WHAT THE EXERCISE ASKS: Check each line of the entries below for the string "legend" and state how many lines have it, with no other text.
[START INPUT RECORDS]
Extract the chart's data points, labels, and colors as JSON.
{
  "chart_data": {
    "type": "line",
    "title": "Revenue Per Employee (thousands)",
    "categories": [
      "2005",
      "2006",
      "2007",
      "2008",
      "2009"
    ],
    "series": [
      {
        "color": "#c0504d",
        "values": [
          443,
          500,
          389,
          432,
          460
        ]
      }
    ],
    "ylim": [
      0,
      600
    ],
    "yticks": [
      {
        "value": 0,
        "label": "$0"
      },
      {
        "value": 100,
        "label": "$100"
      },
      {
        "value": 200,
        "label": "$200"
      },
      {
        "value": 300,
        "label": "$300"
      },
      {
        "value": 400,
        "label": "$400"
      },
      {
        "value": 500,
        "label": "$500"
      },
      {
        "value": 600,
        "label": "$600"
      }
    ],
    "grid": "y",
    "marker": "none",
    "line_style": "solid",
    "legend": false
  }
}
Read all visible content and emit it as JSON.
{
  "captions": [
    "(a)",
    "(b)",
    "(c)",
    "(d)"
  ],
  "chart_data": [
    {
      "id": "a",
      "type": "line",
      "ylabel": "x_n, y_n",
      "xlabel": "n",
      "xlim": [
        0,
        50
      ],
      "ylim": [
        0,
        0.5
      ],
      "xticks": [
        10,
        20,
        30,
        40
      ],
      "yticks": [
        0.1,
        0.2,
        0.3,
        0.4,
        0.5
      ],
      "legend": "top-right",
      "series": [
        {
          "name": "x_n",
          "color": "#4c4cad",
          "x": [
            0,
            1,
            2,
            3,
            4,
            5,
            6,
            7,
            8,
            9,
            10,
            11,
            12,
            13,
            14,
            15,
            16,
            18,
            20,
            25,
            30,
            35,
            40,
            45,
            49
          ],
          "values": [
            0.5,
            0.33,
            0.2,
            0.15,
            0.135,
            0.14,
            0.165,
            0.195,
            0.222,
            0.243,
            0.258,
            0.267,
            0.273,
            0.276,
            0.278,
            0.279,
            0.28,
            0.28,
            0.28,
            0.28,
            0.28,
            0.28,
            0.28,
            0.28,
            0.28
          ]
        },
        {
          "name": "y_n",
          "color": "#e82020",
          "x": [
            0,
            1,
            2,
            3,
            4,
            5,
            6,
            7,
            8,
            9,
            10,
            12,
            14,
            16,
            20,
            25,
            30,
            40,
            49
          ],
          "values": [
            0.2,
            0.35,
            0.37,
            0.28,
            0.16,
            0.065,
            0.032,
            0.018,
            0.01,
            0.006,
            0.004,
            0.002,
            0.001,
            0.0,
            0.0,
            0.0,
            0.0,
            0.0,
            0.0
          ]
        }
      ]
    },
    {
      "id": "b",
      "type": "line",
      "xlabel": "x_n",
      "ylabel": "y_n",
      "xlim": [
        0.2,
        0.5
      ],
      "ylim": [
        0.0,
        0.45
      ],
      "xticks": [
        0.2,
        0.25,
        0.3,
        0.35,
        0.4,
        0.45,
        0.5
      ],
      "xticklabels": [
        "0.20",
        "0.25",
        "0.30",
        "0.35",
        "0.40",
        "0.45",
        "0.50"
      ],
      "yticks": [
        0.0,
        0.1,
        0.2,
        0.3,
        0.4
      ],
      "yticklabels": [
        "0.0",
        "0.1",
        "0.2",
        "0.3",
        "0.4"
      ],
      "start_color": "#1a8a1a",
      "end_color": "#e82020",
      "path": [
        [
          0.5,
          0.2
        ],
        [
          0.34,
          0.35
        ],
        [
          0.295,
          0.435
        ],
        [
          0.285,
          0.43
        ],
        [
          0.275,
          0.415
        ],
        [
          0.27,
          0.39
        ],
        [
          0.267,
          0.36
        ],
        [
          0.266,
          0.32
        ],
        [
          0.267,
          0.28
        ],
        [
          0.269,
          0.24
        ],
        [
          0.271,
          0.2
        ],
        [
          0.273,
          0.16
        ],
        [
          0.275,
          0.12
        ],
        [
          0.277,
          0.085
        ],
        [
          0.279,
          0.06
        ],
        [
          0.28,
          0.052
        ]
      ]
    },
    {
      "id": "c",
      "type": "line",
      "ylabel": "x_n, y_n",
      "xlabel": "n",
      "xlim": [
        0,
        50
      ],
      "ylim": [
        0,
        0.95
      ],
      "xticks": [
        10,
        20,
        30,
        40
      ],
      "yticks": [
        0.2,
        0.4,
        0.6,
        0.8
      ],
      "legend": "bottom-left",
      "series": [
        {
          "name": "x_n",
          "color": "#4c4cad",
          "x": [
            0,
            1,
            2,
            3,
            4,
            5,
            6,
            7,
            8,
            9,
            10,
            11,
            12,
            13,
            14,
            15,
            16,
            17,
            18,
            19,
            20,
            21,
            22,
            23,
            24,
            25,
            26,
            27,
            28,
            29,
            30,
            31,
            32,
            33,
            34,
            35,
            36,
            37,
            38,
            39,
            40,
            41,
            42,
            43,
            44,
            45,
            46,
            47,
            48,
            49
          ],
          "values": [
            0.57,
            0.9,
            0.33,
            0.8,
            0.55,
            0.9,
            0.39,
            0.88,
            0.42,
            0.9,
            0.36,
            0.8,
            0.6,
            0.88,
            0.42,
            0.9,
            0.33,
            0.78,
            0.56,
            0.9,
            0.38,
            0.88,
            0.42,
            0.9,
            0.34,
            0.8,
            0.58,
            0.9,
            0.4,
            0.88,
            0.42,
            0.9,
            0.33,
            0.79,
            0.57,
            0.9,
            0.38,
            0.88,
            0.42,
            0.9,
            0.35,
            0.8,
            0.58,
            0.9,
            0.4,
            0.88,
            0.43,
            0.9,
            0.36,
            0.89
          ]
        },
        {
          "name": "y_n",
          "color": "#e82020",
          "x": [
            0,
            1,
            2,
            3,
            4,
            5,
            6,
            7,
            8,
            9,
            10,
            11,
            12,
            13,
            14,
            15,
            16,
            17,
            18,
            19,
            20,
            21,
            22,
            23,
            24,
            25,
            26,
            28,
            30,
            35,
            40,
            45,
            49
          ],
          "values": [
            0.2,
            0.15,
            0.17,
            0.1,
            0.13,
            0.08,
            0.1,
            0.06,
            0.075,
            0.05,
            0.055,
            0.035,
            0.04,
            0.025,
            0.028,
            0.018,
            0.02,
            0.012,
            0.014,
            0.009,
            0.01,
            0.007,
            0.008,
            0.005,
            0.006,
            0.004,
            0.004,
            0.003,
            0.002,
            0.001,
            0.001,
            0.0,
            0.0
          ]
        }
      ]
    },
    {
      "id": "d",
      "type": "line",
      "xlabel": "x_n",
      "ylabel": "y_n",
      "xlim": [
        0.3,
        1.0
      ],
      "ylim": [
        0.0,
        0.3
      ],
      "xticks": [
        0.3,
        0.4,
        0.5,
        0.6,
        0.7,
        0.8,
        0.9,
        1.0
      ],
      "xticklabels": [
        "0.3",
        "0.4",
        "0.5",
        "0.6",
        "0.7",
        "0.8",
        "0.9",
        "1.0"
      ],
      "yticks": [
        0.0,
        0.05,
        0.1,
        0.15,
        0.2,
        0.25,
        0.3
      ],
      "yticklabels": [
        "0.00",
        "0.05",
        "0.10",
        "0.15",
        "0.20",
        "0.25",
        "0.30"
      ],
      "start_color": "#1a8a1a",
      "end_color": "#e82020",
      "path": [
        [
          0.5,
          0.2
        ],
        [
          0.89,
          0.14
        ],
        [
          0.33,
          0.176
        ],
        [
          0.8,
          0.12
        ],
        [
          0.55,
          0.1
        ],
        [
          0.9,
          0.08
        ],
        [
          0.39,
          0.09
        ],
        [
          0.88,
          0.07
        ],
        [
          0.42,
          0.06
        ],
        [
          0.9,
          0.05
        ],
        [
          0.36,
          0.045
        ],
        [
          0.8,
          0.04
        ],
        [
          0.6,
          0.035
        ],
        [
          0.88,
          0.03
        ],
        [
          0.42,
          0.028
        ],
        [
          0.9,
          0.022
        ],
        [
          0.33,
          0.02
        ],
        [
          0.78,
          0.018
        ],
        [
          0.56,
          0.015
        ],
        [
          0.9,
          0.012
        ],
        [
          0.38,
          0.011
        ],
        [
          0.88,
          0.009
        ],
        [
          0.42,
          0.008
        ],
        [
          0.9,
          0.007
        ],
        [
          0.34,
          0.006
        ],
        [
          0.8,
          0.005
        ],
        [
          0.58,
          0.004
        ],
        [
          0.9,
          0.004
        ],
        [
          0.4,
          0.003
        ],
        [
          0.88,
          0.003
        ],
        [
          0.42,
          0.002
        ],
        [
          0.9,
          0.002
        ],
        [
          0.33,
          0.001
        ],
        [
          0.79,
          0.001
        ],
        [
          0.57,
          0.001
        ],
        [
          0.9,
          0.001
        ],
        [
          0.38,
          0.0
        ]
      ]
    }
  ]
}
[END INPUT RECORDS]
OUTPUT FOR THIS EXERCISE: 3